• **Task**: Copy every line of the data exactly, leaving nothing out.

• **Extracted records**:
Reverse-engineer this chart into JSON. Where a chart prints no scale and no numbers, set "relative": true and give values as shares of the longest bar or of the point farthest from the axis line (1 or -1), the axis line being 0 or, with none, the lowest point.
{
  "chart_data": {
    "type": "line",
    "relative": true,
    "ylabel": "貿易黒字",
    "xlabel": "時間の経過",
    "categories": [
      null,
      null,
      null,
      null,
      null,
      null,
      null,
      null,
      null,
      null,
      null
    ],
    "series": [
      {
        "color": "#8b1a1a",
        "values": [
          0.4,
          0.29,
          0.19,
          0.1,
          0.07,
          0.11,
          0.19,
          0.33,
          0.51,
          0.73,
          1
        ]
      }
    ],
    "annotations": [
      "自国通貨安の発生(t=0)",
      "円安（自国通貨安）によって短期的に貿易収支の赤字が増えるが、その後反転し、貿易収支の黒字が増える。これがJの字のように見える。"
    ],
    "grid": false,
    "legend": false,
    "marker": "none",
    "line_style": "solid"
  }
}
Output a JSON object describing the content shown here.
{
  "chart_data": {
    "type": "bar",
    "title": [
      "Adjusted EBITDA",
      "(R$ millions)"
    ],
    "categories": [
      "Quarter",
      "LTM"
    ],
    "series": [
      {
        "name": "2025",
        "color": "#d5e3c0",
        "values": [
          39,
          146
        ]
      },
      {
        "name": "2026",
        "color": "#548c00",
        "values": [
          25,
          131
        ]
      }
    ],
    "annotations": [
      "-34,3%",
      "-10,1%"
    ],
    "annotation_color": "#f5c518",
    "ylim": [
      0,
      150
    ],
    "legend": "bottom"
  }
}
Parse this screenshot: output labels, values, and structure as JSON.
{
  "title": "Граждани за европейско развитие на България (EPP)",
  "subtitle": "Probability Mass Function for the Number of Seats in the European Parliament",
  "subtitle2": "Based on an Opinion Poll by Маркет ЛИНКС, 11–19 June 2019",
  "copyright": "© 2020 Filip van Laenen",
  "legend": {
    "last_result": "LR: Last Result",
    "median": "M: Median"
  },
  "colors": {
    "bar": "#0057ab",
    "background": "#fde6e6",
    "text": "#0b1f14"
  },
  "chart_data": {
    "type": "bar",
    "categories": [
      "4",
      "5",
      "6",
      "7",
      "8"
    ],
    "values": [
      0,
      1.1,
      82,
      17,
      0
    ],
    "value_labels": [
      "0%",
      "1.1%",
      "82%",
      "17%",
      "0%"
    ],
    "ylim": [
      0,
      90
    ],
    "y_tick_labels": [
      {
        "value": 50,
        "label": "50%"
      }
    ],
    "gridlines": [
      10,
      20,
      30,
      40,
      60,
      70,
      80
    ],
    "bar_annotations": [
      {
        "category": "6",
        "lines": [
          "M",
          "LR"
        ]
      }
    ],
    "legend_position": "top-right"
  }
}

• **Response below**:
Reverse-engineer this chart into JSON. Where a chart prints no scale and no numbers, set "relative": true and give values as shares of the longest bar or of the point farthest from the axis line (1 or -1), the axis line being 0 or, with none, the lowest point.
{
  "chart_data": {
    "type": "line",
    "relative": true,
    "ylabel": "貿易黒字",
    "xlabel": "時間の経過",
    "categories": [
      null,
      null,
      null,
      null,
      null,
      null,
      null,
      null,
      null,
      null,
      null
    ],
    "series": [
      {
        "color": "#8b1a1a",
        "values": [
          0.4,
          0.29,
          0.19,
          0.1,
          0.07,
          0.11,
          0.19,
          0.33,
          0.51,
          0.73,
          1
        ]
      }
    ],
    "annotations": [
      "自国通貨安の発生(t=0)",
      "円安（自国通貨安）によって短期的に貿易収支の赤字が増えるが、その後反転し、貿易収支の黒字が増える。これがJの字のように見える。"
    ],
    "grid": false,
    "legend": false,
    "marker": "none",
    "line_style": "solid"
  }
}
Output a JSON object describing the content shown here.
{
  "chart_data": {
    "type": "bar",
    "title": [
      "Adjusted EBITDA",
      "(R$ millions)"
    ],
    "categories": [
      "Quarter",
      "LTM"
    ],
    "series": [
      {
        "name": "2025",
        "color": "#d5e3c0",
        "values": [
          39,
          146
        ]
      },
      {
        "name": "2026",
        "color": "#548c00",
        "values": [
          25,
          131
        ]
      }
    ],
    "annotations": [
      "-34,3%",
      "-10,1%"
    ],
    "annotation_color": "#f5c518",
    "ylim": [
      0,
      150
    ],
    "legend": "bottom"
  }
}
Parse this screenshot: output labels, values, and structure as JSON.
{
  "title": "Граждани за европейско развитие на България (EPP)",
  "subtitle": "Probability Mass Function for the Number of Seats in the European Parliament",
  "subtitle2": "Based on an Opinion Poll by Маркет ЛИНКС, 11–19 June 2019",
  "copyright": "© 2020 Filip van Laenen",
  "legend": {
    "last_result": "LR: Last Result",
    "median": "M: Median"
  },
  "colors": {
    "bar": "#0057ab",
    "background": "#fde6e6",
    "text": "#0b1f14"
  },
  "chart_data": {
    "type": "bar",
    "categories": [
      "4",
      "5",
      "6",
      "7",
      "8"
    ],
    "values": [
      0,
      1.1,
      82,
      17,
      0
    ],
    "value_labels": [
      "0%",
      "1.1%",
      "82%",
      "17%",
      "0%"
    ],
    "ylim": [
      0,
      90
    ],
    "y_tick_labels": [
      {
        "value": 50,
        "label": "50%"
      }
    ],
    "gridlines": [
      10,
      20,
      30,
      40,
      60,
      70,
      80
    ],
    "bar_annotations": [
      {
        "category": "6",
        "lines": [
          "M",
          "LR"
        ]
      }
    ],
    "legend_position": "top-right"
  }
}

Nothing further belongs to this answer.